---------- PROVIDED DATA ----------

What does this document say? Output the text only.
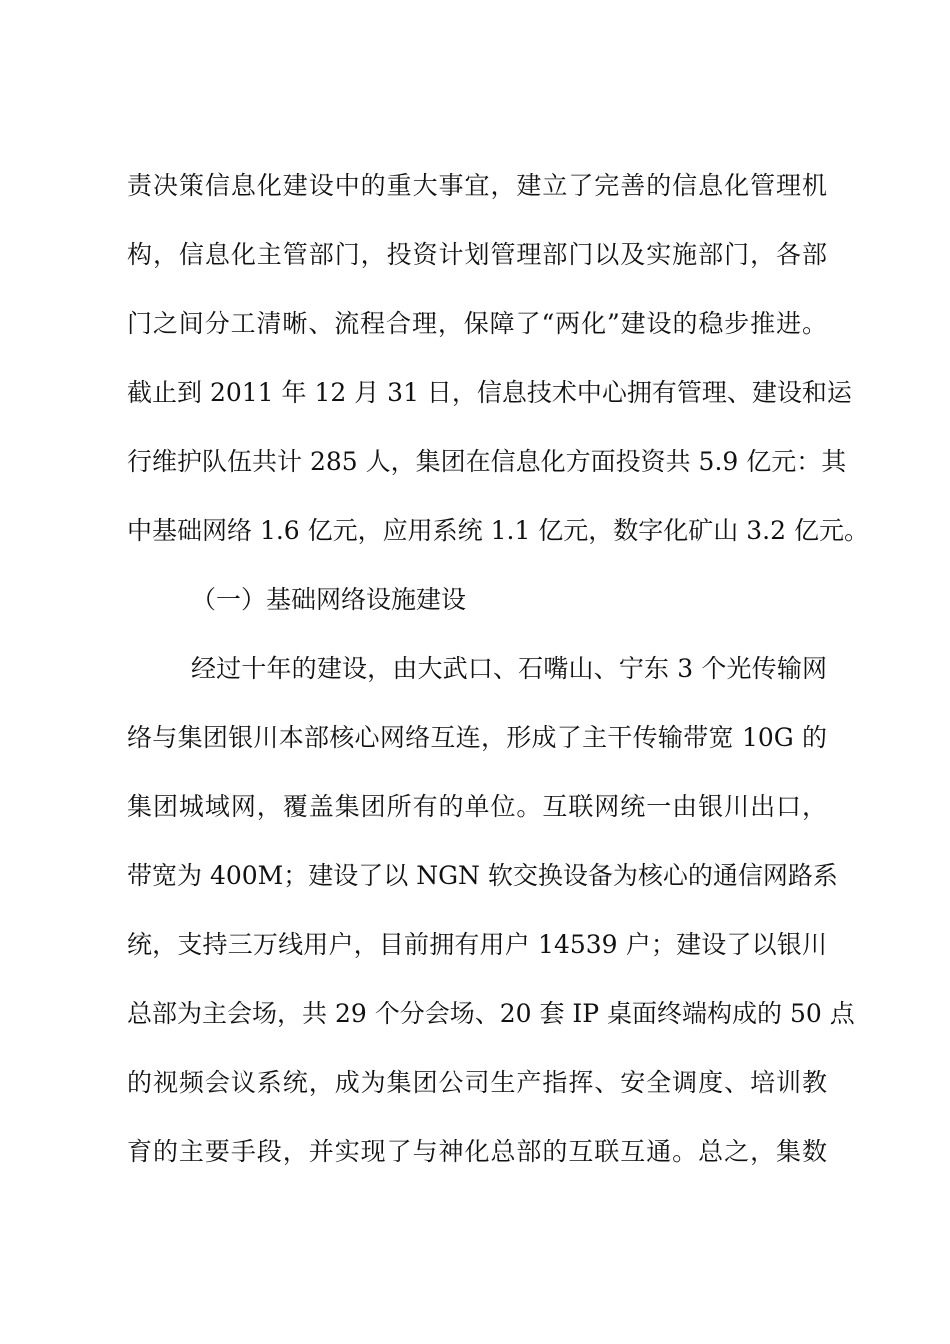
责决策信息化建设中的重大事宜，建立了完善的信息化管理机
构，信息化主管部门，投资计划管理部门以及实施部门，各部
门之间分工清晰、流程合理，保障了“两化”建设的稳步推进。
截止到 2011 年 12 月 31 日，信息技术中心拥有管理、建设和运
行维护队伍共计 285 人，集团在信息化方面投资共 5.9 亿元：其
中基础网络 1.6 亿元，应用系统 1.1 亿元，数字化矿山 3.2 亿元。
（一）基础网络设施建设
经过十年的建设，由大武口、石嘴山、宁东 3 个光传输网
络与集团银川本部核心网络互连，形成了主干传输带宽 10G 的
集团城域网，覆盖集团所有的单位。互联网统一由银川出口，
带宽为 400M；建设了以 NGN 软交换设备为核心的通信网路系
统，支持三万线用户，目前拥有用户 14539 户；建设了以银川
总部为主会场，共 29 个分会场、20 套 IP 桌面终端构成的 50 点
的视频会议系统，成为集团公司生产指挥、安全调度、培训教
育的主要手段，并实现了与神化总部的互联互通。总之，集数
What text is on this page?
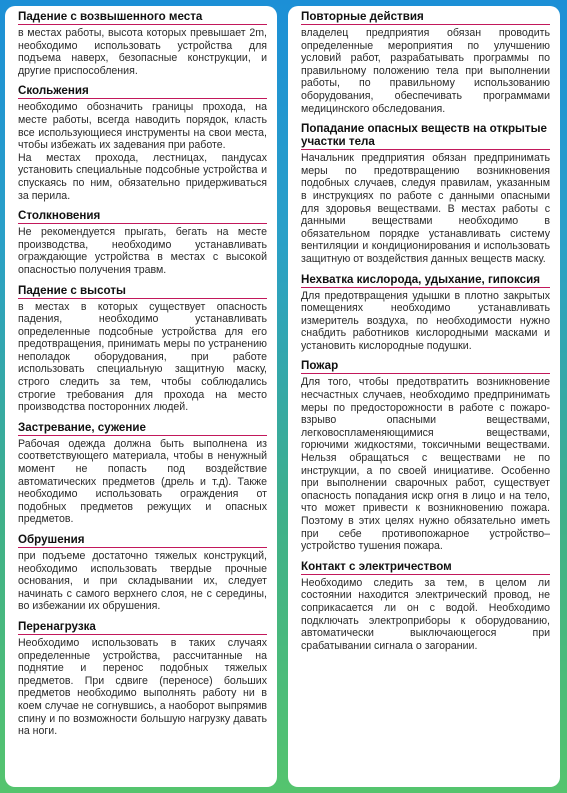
Падение с возвышенного места
в местах работы, высота которых превышает 2m, необходимо использовать устройства для подъема наверх, безопасные конструкции, и другие приспособления.
Скольжения
необходимо обозначить границы прохода, на месте работы, всегда наводить порядок, класть все использующиеся инструменты на свои места, чтобы избежать их задевания при работе.
На местах прохода, лестницах, пандусах установить специальные подсобные устройства и спускаясь по ним, обязательно придерживаться за перила.
Столкновения
Не рекомендуется прыгать, бегать на месте производства, необходимо устанавливать ограждающие устройства в местах с высокой опасностью получения травм.
Падение с высоты
в местах в которых существует опасность падения, необходимо устанавливать определенные подсобные устройства для его предотвращения, принимать меры по устранению неполадок оборудования, при работе использовать специальную защитную маску, строго следить за тем, чтобы соблюдались строгие требования для прохода на место производства посторонних людей.
Застревание, сужение
Рабочая одежда должна быть выполнена из соответствующего материала, чтобы в ненужный момент не попасть под воздействие автоматических предметов (дрель и т.д). Также необходимо использовать ограждения от подобных предметов режущих и опасных предметов.
Обрушения
при подъеме достаточно тяжелых конструкций, необходимо использовать твердые прочные основания, и при складывании их, следует начинать с самого верхнего слоя, не с середины, во избежании их обрушения.
Перенагрузка
Необходимо использовать в таких случаях определенные устройства, рассчитанные на поднятие и перенос подобных тяжелых предметов. При сдвиге (переносе) больших предметов необходимо выполнять работу ни в коем случае не согнувшись, а наоборот выпрямив спину и по возможности большую нагрузку давать на ноги.
Повторные действия
владелец предприятия обязан проводить определенные мероприятия по улучшению условий работ, разрабатывать программы по правильному положению тела при выполнении работы, по правильному использованию оборудования, обеспечивать программами медицинского обследования.
Попадание опасных веществ на открытые участки тела
Начальник предприятия обязан предпринимать меры по предотвращению возникновения подобных случаев, следуя правилам, указанным в инструкциях по работе с данными опасными для здоровья веществами. В местах работы с данными веществами необходимо в обязательном порядке устанавливать систему вентиляции и кондиционирования и использовать защитную от воздействия данных веществ маску.
Нехватка кислорода, удыхание, гипоксия
Для предотвращения удышки в плотно закрытых помещениях необходимо устанавливать измеритель воздуха, по необходимости нужно снабдить работников кислородными масками и установить кислородные подушки.
Пожар
Для того, чтобы предотвратить возникновение несчастных случаев, необходимо предпринимать меры по предосторожности в работе с пожаро-взрыво опасными веществами, легковоспламеняющимися веществами, горючими жидкостями, токсичными веществами. Нельзя обращаться с веществами не по инструкции, а по своей инициативе. Особенно при выполнении сварочных работ, существует опасность попадания искр огня в лицо и на тело, что может привести к возникновению пожара. Поэтому в этих целях нужно обязательно иметь при себе противопожарное устройство–устройство тушения пожара.
Контакт с электричеством
Необходимо следить за тем, в целом ли состоянии находится электрический провод, не соприкасается ли он с водой. Необходимо подключать электроприборы к оборудованию, автоматически выключающегося при срабатывании сигнала о загорании.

----------

▶ _TASK TO CARRY OUT_: Take the listing above and print it exactly, apart from the pictures.

▶ _SOLUTION TO THIS EXERCISE_:
What does this document say? Output the text only.
责决策信息化建设中的重大事宜，建立了完善的信息化管理机
构，信息化主管部门，投资计划管理部门以及实施部门，各部
门之间分工清晰、流程合理，保障了“两化”建设的稳步推进。
截止到 2011 年 12 月 31 日，信息技术中心拥有管理、建设和运
行维护队伍共计 285 人，集团在信息化方面投资共 5.9 亿元：其
中基础网络 1.6 亿元，应用系统 1.1 亿元，数字化矿山 3.2 亿元。
（一）基础网络设施建设
经过十年的建设，由大武口、石嘴山、宁东 3 个光传输网
络与集团银川本部核心网络互连，形成了主干传输带宽 10G 的
集团城域网，覆盖集团所有的单位。互联网统一由银川出口，
带宽为 400M；建设了以 NGN 软交换设备为核心的通信网路系
统，支持三万线用户，目前拥有用户 14539 户；建设了以银川
总部为主会场，共 29 个分会场、20 套 IP 桌面终端构成的 50 点
的视频会议系统，成为集团公司生产指挥、安全调度、培训教
育的主要手段，并实现了与神化总部的互联互通。总之，集数
What text is on this page?
Падение с возвышенного места
в местах работы, высота которых превышает 2m, необходимо использовать устройства для подъема наверх, безопасные конструкции, и другие приспособления.
Скольжения
необходимо обозначить границы прохода, на месте работы, всегда наводить порядок, класть все использующиеся инструменты на свои места, чтобы избежать их задевания при работе.
На местах прохода, лестницах, пандусах установить специальные подсобные устройства и спускаясь по ним, обязательно придерживаться за перила.
Столкновения
Не рекомендуется прыгать, бегать на месте производства, необходимо устанавливать ограждающие устройства в местах с высокой опасностью получения травм.
Падение с высоты
в местах в которых существует опасность падения, необходимо устанавливать определенные подсобные устройства для его предотвращения, принимать меры по устранению неполадок оборудования, при работе использовать специальную защитную маску, строго следить за тем, чтобы соблюдались строгие требования для прохода на место производства посторонних людей.
Застревание, сужение
Рабочая одежда должна быть выполнена из соответствующего материала, чтобы в ненужный момент не попасть под воздействие автоматических предметов (дрель и т.д). Также необходимо использовать ограждения от подобных предметов режущих и опасных предметов.
Обрушения
при подъеме достаточно тяжелых конструкций, необходимо использовать твердые прочные основания, и при складывании их, следует начинать с самого верхнего слоя, не с середины, во избежании их обрушения.
Перенагрузка
Необходимо использовать в таких случаях определенные устройства, рассчитанные на поднятие и перенос подобных тяжелых предметов. При сдвиге (переносе) больших предметов необходимо выполнять работу ни в коем случае не согнувшись, а наоборот выпрямив спину и по возможности большую нагрузку давать на ноги.
Повторные действия
владелец предприятия обязан проводить определенные мероприятия по улучшению условий работ, разрабатывать программы по правильному положению тела при выполнении работы, по правильному использованию оборудования, обеспечивать программами медицинского обследования.
Попадание опасных веществ на открытые участки тела
Начальник предприятия обязан предпринимать меры по предотвращению возникновения подобных случаев, следуя правилам, указанным в инструкциях по работе с данными опасными для здоровья веществами. В местах работы с данными веществами необходимо в обязательном порядке устанавливать систему вентиляции и кондиционирования и использовать защитную от воздействия данных веществ маску.
Нехватка кислорода, удыхание, гипоксия
Для предотвращения удышки в плотно закрытых помещениях необходимо устанавливать измеритель воздуха, по необходимости нужно снабдить работников кислородными масками и установить кислородные подушки.
Пожар
Для того, чтобы предотвратить возникновение несчастных случаев, необходимо предпринимать меры по предосторожности в работе с пожаро-взрыво опасными веществами, легковоспламеняющимися веществами, горючими жидкостями, токсичными веществами. Нельзя обращаться с веществами не по инструкции, а по своей инициативе. Особенно при выполнении сварочных работ, существует опасность попадания искр огня в лицо и на тело, что может привести к возникновению пожара. Поэтому в этих целях нужно обязательно иметь при себе противопожарное устройство–устройство тушения пожара.
Контакт с электричеством
Необходимо следить за тем, в целом ли состоянии находится электрический провод, не соприкасается ли он с водой. Необходимо подключать электроприборы к оборудованию, автоматически выключающегося при срабатывании сигнала о загорании.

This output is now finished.